[start]

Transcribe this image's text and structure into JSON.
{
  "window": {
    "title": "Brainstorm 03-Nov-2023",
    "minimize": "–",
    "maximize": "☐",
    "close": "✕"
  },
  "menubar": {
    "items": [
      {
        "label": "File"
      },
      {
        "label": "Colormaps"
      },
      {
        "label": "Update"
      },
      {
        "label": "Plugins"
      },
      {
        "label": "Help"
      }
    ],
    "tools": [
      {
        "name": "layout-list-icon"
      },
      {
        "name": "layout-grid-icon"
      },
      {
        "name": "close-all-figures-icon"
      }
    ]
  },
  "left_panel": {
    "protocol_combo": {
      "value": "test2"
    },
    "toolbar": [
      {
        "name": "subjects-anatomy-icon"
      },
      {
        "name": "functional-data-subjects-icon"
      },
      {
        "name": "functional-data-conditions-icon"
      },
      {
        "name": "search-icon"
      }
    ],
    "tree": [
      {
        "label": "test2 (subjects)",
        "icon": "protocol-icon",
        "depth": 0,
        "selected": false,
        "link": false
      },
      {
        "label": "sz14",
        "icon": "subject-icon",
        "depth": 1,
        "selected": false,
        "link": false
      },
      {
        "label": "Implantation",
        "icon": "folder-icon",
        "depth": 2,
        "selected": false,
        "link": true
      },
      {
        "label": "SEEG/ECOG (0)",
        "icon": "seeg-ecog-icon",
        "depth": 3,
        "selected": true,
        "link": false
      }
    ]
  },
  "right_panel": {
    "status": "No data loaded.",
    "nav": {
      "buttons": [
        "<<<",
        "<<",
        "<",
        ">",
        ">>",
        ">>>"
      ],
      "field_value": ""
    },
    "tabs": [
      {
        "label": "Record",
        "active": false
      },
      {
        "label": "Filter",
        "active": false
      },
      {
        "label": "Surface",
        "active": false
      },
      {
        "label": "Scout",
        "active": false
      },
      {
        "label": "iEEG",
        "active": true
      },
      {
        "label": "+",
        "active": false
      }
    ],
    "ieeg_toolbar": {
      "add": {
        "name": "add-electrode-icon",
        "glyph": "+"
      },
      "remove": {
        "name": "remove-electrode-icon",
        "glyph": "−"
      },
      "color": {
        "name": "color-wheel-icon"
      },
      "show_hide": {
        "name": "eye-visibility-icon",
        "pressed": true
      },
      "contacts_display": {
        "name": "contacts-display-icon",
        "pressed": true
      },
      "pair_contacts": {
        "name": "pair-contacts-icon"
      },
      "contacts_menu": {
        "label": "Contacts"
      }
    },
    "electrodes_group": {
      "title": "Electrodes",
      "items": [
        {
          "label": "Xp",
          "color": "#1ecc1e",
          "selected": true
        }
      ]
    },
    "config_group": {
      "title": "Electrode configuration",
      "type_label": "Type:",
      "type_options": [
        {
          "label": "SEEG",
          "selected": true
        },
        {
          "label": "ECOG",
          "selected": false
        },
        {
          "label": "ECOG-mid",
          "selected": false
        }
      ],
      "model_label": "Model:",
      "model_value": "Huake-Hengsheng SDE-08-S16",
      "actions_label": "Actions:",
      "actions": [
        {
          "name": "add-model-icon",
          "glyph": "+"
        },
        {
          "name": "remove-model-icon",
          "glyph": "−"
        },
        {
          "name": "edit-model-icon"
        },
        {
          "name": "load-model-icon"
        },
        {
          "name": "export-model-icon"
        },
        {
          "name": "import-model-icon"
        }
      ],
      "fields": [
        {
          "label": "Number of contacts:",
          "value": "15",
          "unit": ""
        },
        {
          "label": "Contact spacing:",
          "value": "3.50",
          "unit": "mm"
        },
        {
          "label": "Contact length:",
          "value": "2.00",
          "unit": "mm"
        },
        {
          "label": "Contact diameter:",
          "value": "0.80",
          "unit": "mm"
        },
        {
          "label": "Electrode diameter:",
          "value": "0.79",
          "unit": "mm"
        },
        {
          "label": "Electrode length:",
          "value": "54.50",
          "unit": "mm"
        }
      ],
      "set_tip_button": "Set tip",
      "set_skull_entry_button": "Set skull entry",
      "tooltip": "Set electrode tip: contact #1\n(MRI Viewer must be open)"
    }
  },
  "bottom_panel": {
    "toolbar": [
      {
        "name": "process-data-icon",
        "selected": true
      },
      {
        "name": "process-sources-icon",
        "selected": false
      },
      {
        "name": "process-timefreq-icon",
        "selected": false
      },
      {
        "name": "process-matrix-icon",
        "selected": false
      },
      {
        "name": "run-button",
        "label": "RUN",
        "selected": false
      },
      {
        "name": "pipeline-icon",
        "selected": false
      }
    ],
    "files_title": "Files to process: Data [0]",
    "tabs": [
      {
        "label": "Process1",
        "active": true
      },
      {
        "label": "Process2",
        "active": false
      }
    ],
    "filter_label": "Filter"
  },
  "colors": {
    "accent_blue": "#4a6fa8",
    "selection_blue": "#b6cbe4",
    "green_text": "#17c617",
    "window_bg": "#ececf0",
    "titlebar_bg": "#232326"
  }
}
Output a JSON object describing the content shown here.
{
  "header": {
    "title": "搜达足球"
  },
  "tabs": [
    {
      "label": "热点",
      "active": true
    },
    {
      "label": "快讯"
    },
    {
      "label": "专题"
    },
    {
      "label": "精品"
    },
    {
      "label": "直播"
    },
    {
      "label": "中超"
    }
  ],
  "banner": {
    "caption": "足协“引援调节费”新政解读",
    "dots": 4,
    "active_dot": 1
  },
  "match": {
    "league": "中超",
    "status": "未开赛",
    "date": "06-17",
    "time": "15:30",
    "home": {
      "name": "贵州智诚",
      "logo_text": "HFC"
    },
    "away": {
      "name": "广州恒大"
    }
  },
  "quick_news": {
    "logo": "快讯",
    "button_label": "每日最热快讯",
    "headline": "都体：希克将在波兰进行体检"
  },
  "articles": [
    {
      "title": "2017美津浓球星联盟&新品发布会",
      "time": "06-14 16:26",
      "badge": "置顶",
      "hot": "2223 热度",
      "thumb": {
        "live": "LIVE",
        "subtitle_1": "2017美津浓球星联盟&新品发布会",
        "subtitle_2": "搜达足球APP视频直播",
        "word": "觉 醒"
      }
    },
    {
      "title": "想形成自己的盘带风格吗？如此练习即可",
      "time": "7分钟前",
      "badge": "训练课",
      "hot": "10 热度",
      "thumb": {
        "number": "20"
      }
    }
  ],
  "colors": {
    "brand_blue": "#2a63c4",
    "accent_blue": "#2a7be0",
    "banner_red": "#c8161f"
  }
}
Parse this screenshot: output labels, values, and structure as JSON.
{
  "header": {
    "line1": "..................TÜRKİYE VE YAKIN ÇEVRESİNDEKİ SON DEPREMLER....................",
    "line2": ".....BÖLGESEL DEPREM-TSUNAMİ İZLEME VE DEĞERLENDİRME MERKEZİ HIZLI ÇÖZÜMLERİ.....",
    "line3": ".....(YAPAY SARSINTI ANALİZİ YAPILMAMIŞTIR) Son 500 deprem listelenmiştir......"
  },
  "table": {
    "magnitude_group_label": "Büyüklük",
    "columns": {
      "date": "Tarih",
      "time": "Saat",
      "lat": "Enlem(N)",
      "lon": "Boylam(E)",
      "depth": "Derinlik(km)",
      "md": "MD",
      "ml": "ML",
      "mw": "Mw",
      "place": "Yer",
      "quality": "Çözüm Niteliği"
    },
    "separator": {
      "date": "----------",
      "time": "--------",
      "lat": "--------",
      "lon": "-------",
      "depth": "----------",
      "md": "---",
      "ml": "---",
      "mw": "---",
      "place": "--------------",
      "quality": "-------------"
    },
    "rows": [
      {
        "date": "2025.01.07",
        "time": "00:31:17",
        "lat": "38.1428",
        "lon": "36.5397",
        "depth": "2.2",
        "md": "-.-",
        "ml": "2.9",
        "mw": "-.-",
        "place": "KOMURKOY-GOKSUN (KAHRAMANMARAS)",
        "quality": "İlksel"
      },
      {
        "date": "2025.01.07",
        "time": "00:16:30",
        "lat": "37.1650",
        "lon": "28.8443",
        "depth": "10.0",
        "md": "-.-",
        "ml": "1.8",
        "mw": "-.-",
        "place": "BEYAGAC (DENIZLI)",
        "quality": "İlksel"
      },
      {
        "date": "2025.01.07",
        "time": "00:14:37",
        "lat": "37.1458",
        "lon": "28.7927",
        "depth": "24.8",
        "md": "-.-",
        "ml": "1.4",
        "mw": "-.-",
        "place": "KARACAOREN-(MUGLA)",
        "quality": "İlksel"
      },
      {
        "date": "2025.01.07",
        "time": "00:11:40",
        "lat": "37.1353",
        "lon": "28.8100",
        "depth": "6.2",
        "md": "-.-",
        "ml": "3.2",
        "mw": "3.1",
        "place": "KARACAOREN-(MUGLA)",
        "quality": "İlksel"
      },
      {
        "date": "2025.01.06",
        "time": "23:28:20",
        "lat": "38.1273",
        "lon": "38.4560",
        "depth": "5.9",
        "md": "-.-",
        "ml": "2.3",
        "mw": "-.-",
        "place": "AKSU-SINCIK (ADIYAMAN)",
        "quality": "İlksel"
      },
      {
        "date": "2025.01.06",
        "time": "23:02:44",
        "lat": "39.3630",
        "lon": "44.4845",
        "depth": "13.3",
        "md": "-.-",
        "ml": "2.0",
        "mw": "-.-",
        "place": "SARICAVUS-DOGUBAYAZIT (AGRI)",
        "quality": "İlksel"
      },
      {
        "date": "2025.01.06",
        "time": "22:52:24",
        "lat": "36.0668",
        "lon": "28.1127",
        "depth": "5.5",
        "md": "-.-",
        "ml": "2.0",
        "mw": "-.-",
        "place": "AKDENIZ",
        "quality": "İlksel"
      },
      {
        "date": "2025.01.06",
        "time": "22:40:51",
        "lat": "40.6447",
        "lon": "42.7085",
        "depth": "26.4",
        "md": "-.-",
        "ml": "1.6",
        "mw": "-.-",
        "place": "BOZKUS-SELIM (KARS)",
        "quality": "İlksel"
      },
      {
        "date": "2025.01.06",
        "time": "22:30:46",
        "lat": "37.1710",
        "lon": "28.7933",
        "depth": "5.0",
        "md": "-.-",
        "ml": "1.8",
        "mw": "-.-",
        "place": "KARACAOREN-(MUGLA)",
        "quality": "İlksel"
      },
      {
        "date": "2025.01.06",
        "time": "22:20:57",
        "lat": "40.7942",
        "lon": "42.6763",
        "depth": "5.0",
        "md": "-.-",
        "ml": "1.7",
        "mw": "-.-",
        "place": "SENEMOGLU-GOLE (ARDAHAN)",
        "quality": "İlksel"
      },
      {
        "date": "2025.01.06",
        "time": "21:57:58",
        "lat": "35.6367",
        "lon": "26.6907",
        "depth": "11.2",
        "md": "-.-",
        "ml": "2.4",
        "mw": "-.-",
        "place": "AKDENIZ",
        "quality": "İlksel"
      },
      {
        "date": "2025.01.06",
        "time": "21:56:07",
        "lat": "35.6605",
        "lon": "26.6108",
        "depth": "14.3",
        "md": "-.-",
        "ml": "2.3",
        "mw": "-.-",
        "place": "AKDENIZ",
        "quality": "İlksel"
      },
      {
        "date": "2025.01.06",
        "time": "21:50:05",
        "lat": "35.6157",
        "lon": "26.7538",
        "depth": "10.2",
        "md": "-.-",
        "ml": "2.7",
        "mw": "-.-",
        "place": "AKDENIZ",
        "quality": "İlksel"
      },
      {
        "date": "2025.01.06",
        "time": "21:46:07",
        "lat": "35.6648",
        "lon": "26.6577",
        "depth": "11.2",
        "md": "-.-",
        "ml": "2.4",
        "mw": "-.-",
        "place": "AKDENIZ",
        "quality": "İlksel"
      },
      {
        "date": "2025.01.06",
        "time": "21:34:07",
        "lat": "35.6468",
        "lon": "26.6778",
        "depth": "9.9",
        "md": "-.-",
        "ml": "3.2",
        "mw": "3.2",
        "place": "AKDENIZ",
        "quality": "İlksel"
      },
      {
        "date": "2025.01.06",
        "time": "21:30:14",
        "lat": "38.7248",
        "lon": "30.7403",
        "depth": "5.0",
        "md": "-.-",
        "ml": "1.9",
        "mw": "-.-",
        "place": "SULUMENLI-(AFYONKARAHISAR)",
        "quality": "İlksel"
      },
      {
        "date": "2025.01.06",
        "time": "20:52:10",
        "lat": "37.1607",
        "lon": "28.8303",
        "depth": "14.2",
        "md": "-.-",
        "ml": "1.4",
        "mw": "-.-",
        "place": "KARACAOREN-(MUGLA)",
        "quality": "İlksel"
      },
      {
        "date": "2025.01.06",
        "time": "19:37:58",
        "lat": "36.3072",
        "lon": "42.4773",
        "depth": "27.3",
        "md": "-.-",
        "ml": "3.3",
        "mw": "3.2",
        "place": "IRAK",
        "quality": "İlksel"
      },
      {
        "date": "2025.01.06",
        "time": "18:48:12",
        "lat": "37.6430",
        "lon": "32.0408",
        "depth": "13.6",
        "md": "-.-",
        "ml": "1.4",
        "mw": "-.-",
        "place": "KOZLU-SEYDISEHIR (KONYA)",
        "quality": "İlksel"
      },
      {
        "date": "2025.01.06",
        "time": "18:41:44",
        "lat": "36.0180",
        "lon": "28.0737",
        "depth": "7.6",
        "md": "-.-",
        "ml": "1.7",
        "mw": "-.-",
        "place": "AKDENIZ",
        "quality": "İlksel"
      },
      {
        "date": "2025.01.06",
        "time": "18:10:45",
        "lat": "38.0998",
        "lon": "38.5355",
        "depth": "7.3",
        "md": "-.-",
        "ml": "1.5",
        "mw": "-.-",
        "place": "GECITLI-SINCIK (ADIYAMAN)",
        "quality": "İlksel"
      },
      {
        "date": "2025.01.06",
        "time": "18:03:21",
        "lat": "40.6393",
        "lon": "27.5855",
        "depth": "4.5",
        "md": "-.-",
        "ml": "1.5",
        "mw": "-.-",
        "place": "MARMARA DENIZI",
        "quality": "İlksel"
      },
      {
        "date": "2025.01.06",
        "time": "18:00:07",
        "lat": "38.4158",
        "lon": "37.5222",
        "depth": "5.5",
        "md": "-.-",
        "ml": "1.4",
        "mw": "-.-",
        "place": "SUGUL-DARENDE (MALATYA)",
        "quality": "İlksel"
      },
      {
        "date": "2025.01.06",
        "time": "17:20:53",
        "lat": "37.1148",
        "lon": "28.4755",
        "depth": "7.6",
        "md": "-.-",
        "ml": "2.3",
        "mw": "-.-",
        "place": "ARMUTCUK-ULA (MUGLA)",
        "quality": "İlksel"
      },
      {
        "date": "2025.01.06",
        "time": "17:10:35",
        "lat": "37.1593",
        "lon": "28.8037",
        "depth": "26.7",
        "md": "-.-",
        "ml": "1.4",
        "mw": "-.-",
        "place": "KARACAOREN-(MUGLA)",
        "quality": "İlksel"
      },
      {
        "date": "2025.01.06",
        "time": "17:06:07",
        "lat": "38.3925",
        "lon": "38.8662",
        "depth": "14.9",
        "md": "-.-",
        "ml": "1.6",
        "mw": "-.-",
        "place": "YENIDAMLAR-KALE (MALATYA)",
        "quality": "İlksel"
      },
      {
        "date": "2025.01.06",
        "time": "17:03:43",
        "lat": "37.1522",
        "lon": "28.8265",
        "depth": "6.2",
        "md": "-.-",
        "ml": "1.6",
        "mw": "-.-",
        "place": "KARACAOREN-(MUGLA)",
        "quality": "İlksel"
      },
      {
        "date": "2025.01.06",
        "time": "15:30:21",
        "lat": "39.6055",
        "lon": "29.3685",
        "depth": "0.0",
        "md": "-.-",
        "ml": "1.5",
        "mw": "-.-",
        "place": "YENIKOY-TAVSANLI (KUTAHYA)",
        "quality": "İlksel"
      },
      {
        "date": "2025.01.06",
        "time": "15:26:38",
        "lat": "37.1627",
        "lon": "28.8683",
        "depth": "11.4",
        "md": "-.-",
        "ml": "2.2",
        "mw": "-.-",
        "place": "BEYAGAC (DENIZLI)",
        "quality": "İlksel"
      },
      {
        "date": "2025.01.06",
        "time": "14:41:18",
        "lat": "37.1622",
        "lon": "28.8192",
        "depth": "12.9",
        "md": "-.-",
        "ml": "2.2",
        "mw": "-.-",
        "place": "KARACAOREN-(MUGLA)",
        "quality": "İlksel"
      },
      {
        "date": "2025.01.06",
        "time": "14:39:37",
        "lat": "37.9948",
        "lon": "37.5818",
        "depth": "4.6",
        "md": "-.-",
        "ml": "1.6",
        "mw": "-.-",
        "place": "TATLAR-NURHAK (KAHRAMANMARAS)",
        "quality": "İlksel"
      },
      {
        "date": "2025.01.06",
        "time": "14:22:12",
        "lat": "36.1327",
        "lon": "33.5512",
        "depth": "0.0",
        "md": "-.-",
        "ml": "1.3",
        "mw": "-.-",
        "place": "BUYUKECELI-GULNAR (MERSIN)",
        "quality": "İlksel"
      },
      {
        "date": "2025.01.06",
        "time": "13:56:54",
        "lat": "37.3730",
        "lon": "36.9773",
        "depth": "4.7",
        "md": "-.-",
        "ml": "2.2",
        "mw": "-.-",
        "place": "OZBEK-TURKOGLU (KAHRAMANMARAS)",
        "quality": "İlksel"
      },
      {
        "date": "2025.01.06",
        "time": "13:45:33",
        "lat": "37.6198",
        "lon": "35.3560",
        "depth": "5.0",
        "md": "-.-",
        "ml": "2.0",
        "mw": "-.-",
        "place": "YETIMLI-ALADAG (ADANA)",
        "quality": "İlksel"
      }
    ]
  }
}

[end]

> [The problem] Look above for lines with the word "KAHRAMANMARAS" and copy them all.

> [Correct result]
        "place": "KOMURKOY-GOKSUN (KAHRAMANMARAS)",
        "place": "TATLAR-NURHAK (KAHRAMANMARAS)",
        "place": "OZBEK-TURKOGLU (KAHRAMANMARAS)",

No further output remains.